What is needed: Retype all the records with nothing changed.

Supplied data:
<<<<

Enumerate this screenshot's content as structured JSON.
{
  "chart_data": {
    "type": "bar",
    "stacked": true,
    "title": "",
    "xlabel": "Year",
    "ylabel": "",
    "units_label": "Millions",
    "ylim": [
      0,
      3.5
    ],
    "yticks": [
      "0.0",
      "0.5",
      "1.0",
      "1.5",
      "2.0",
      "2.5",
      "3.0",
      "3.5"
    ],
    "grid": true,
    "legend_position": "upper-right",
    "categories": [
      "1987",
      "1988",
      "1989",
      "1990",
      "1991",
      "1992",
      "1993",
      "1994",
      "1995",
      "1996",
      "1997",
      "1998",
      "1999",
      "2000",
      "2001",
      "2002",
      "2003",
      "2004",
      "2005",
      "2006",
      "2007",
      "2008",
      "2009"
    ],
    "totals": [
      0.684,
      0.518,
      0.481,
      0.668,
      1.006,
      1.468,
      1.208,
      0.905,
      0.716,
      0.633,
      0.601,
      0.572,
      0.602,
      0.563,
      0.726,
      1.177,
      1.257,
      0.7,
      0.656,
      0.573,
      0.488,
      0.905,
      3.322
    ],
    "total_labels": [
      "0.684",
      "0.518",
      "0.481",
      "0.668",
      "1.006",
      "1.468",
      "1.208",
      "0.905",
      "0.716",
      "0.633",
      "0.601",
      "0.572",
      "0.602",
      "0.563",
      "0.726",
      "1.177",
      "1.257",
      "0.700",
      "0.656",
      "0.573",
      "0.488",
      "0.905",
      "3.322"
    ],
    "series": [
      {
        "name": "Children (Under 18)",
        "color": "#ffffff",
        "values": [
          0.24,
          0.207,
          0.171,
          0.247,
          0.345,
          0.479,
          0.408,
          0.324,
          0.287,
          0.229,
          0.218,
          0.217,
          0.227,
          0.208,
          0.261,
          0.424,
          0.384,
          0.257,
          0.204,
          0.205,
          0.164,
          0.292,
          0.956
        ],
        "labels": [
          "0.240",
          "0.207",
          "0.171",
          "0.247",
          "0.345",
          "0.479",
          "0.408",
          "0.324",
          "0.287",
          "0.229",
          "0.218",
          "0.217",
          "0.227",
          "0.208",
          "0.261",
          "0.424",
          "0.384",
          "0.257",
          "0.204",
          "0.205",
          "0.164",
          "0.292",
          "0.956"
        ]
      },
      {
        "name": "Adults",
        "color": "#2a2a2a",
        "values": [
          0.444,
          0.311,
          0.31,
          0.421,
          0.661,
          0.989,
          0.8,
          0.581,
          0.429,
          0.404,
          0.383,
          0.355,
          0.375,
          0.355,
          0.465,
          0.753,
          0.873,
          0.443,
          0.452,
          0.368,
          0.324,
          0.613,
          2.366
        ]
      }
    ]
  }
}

>>>>

Response for this exercise:
Enumerate this screenshot's content as structured JSON.
{
  "chart_data": {
    "type": "bar",
    "stacked": true,
    "title": "",
    "xlabel": "Year",
    "ylabel": "",
    "units_label": "Millions",
    "ylim": [
      0,
      3.5
    ],
    "yticks": [
      "0.0",
      "0.5",
      "1.0",
      "1.5",
      "2.0",
      "2.5",
      "3.0",
      "3.5"
    ],
    "grid": true,
    "legend_position": "upper-right",
    "categories": [
      "1987",
      "1988",
      "1989",
      "1990",
      "1991",
      "1992",
      "1993",
      "1994",
      "1995",
      "1996",
      "1997",
      "1998",
      "1999",
      "2000",
      "2001",
      "2002",
      "2003",
      "2004",
      "2005",
      "2006",
      "2007",
      "2008",
      "2009"
    ],
    "totals": [
      0.684,
      0.518,
      0.481,
      0.668,
      1.006,
      1.468,
      1.208,
      0.905,
      0.716,
      0.633,
      0.601,
      0.572,
      0.602,
      0.563,
      0.726,
      1.177,
      1.257,
      0.7,
      0.656,
      0.573,
      0.488,
      0.905,
      3.322
    ],
    "total_labels": [
      "0.684",
      "0.518",
      "0.481",
      "0.668",
      "1.006",
      "1.468",
      "1.208",
      "0.905",
      "0.716",
      "0.633",
      "0.601",
      "0.572",
      "0.602",
      "0.563",
      "0.726",
      "1.177",
      "1.257",
      "0.700",
      "0.656",
      "0.573",
      "0.488",
      "0.905",
      "3.322"
    ],
    "series": [
      {
        "name": "Children (Under 18)",
        "color": "#ffffff",
        "values": [
          0.24,
          0.207,
          0.171,
          0.247,
          0.345,
          0.479,
          0.408,
          0.324,
          0.287,
          0.229,
          0.218,
          0.217,
          0.227,
          0.208,
          0.261,
          0.424,
          0.384,
          0.257,
          0.204,
          0.205,
          0.164,
          0.292,
          0.956
        ],
        "labels": [
          "0.240",
          "0.207",
          "0.171",
          "0.247",
          "0.345",
          "0.479",
          "0.408",
          "0.324",
          "0.287",
          "0.229",
          "0.218",
          "0.217",
          "0.227",
          "0.208",
          "0.261",
          "0.424",
          "0.384",
          "0.257",
          "0.204",
          "0.205",
          "0.164",
          "0.292",
          "0.956"
        ]
      },
      {
        "name": "Adults",
        "color": "#2a2a2a",
        "values": [
          0.444,
          0.311,
          0.31,
          0.421,
          0.661,
          0.989,
          0.8,
          0.581,
          0.429,
          0.404,
          0.383,
          0.355,
          0.375,
          0.355,
          0.465,
          0.753,
          0.873,
          0.443,
          0.452,
          0.368,
          0.324,
          0.613,
          2.366
        ]
      }
    ]
  }
}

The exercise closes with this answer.